▶ [Problem to solve] Without omitting anything, return the records precisely as given.

┄┄┄┄┄┄┄┄┄┄

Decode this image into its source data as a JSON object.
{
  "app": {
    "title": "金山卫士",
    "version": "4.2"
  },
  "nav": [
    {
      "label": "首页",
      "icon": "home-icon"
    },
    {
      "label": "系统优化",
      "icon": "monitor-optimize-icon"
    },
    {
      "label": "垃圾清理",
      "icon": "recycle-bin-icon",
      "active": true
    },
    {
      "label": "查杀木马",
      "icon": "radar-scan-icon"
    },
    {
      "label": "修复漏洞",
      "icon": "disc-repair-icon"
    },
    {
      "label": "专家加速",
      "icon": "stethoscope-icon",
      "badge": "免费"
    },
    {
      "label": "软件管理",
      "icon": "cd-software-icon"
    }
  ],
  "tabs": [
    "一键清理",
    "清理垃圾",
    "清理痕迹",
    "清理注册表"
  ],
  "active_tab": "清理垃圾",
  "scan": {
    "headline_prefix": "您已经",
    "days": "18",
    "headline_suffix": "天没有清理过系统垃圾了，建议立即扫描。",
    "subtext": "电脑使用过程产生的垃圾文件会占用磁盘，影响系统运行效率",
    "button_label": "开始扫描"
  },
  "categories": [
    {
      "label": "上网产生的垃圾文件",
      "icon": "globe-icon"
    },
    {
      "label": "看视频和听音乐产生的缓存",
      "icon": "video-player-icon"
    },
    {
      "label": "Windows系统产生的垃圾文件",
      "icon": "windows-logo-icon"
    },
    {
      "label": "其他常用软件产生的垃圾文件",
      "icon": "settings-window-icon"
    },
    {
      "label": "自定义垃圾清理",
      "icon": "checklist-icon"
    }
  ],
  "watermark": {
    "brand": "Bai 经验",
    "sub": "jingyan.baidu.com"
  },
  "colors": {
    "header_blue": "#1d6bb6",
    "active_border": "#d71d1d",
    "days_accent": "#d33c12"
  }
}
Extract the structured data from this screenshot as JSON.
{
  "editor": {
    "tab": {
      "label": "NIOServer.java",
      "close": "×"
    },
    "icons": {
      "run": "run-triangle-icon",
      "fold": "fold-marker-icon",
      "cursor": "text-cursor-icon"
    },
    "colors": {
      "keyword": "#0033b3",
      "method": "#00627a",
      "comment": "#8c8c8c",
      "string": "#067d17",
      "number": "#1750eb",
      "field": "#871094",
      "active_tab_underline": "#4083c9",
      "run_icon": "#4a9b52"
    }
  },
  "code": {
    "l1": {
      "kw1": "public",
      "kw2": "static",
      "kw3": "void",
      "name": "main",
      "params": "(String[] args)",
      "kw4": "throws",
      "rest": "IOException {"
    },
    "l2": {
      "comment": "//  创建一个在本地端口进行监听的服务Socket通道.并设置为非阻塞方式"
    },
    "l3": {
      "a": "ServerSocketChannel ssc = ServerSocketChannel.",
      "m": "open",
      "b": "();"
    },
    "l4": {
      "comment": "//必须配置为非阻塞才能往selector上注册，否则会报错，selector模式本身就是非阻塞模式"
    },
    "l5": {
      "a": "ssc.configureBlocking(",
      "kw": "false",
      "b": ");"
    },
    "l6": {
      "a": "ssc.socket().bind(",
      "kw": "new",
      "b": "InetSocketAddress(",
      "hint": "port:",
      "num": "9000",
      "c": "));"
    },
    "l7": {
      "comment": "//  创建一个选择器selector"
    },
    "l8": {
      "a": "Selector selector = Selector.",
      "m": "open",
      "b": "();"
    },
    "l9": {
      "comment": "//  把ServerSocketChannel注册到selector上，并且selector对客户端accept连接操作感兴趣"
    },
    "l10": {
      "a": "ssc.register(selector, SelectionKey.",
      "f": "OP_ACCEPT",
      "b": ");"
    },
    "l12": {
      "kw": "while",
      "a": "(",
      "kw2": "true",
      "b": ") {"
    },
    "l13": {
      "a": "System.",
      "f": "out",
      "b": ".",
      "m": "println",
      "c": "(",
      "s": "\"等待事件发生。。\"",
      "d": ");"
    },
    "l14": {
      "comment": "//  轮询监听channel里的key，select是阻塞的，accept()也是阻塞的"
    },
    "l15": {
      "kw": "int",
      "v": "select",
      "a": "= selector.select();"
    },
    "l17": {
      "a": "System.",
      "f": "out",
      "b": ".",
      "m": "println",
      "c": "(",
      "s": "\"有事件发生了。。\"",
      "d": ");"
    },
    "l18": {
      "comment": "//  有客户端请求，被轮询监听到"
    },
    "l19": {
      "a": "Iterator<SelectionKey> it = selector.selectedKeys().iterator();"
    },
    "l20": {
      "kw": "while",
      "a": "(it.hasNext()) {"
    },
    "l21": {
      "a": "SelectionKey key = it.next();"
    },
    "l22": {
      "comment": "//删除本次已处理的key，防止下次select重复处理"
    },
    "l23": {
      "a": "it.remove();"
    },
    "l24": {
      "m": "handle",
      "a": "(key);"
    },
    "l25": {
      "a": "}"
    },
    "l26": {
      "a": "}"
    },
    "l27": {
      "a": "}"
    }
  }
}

┄┄┄┄┄┄┄┄┄┄

▶ [Finished answer]
Decode this image into its source data as a JSON object.
{
  "app": {
    "title": "金山卫士",
    "version": "4.2"
  },
  "nav": [
    {
      "label": "首页",
      "icon": "home-icon"
    },
    {
      "label": "系统优化",
      "icon": "monitor-optimize-icon"
    },
    {
      "label": "垃圾清理",
      "icon": "recycle-bin-icon",
      "active": true
    },
    {
      "label": "查杀木马",
      "icon": "radar-scan-icon"
    },
    {
      "label": "修复漏洞",
      "icon": "disc-repair-icon"
    },
    {
      "label": "专家加速",
      "icon": "stethoscope-icon",
      "badge": "免费"
    },
    {
      "label": "软件管理",
      "icon": "cd-software-icon"
    }
  ],
  "tabs": [
    "一键清理",
    "清理垃圾",
    "清理痕迹",
    "清理注册表"
  ],
  "active_tab": "清理垃圾",
  "scan": {
    "headline_prefix": "您已经",
    "days": "18",
    "headline_suffix": "天没有清理过系统垃圾了，建议立即扫描。",
    "subtext": "电脑使用过程产生的垃圾文件会占用磁盘，影响系统运行效率",
    "button_label": "开始扫描"
  },
  "categories": [
    {
      "label": "上网产生的垃圾文件",
      "icon": "globe-icon"
    },
    {
      "label": "看视频和听音乐产生的缓存",
      "icon": "video-player-icon"
    },
    {
      "label": "Windows系统产生的垃圾文件",
      "icon": "windows-logo-icon"
    },
    {
      "label": "其他常用软件产生的垃圾文件",
      "icon": "settings-window-icon"
    },
    {
      "label": "自定义垃圾清理",
      "icon": "checklist-icon"
    }
  ],
  "watermark": {
    "brand": "Bai 经验",
    "sub": "jingyan.baidu.com"
  },
  "colors": {
    "header_blue": "#1d6bb6",
    "active_border": "#d71d1d",
    "days_accent": "#d33c12"
  }
}
Extract the structured data from this screenshot as JSON.
{
  "editor": {
    "tab": {
      "label": "NIOServer.java",
      "close": "×"
    },
    "icons": {
      "run": "run-triangle-icon",
      "fold": "fold-marker-icon",
      "cursor": "text-cursor-icon"
    },
    "colors": {
      "keyword": "#0033b3",
      "method": "#00627a",
      "comment": "#8c8c8c",
      "string": "#067d17",
      "number": "#1750eb",
      "field": "#871094",
      "active_tab_underline": "#4083c9",
      "run_icon": "#4a9b52"
    }
  },
  "code": {
    "l1": {
      "kw1": "public",
      "kw2": "static",
      "kw3": "void",
      "name": "main",
      "params": "(String[] args)",
      "kw4": "throws",
      "rest": "IOException {"
    },
    "l2": {
      "comment": "//  创建一个在本地端口进行监听的服务Socket通道.并设置为非阻塞方式"
    },
    "l3": {
      "a": "ServerSocketChannel ssc = ServerSocketChannel.",
      "m": "open",
      "b": "();"
    },
    "l4": {
      "comment": "//必须配置为非阻塞才能往selector上注册，否则会报错，selector模式本身就是非阻塞模式"
    },
    "l5": {
      "a": "ssc.configureBlocking(",
      "kw": "false",
      "b": ");"
    },
    "l6": {
      "a": "ssc.socket().bind(",
      "kw": "new",
      "b": "InetSocketAddress(",
      "hint": "port:",
      "num": "9000",
      "c": "));"
    },
    "l7": {
      "comment": "//  创建一个选择器selector"
    },
    "l8": {
      "a": "Selector selector = Selector.",
      "m": "open",
      "b": "();"
    },
    "l9": {
      "comment": "//  把ServerSocketChannel注册到selector上，并且selector对客户端accept连接操作感兴趣"
    },
    "l10": {
      "a": "ssc.register(selector, SelectionKey.",
      "f": "OP_ACCEPT",
      "b": ");"
    },
    "l12": {
      "kw": "while",
      "a": "(",
      "kw2": "true",
      "b": ") {"
    },
    "l13": {
      "a": "System.",
      "f": "out",
      "b": ".",
      "m": "println",
      "c": "(",
      "s": "\"等待事件发生。。\"",
      "d": ");"
    },
    "l14": {
      "comment": "//  轮询监听channel里的key，select是阻塞的，accept()也是阻塞的"
    },
    "l15": {
      "kw": "int",
      "v": "select",
      "a": "= selector.select();"
    },
    "l17": {
      "a": "System.",
      "f": "out",
      "b": ".",
      "m": "println",
      "c": "(",
      "s": "\"有事件发生了。。\"",
      "d": ");"
    },
    "l18": {
      "comment": "//  有客户端请求，被轮询监听到"
    },
    "l19": {
      "a": "Iterator<SelectionKey> it = selector.selectedKeys().iterator();"
    },
    "l20": {
      "kw": "while",
      "a": "(it.hasNext()) {"
    },
    "l21": {
      "a": "SelectionKey key = it.next();"
    },
    "l22": {
      "comment": "//删除本次已处理的key，防止下次select重复处理"
    },
    "l23": {
      "a": "it.remove();"
    },
    "l24": {
      "m": "handle",
      "a": "(key);"
    },
    "l25": {
      "a": "}"
    },
    "l26": {
      "a": "}"
    },
    "l27": {
      "a": "}"
    }
  }
}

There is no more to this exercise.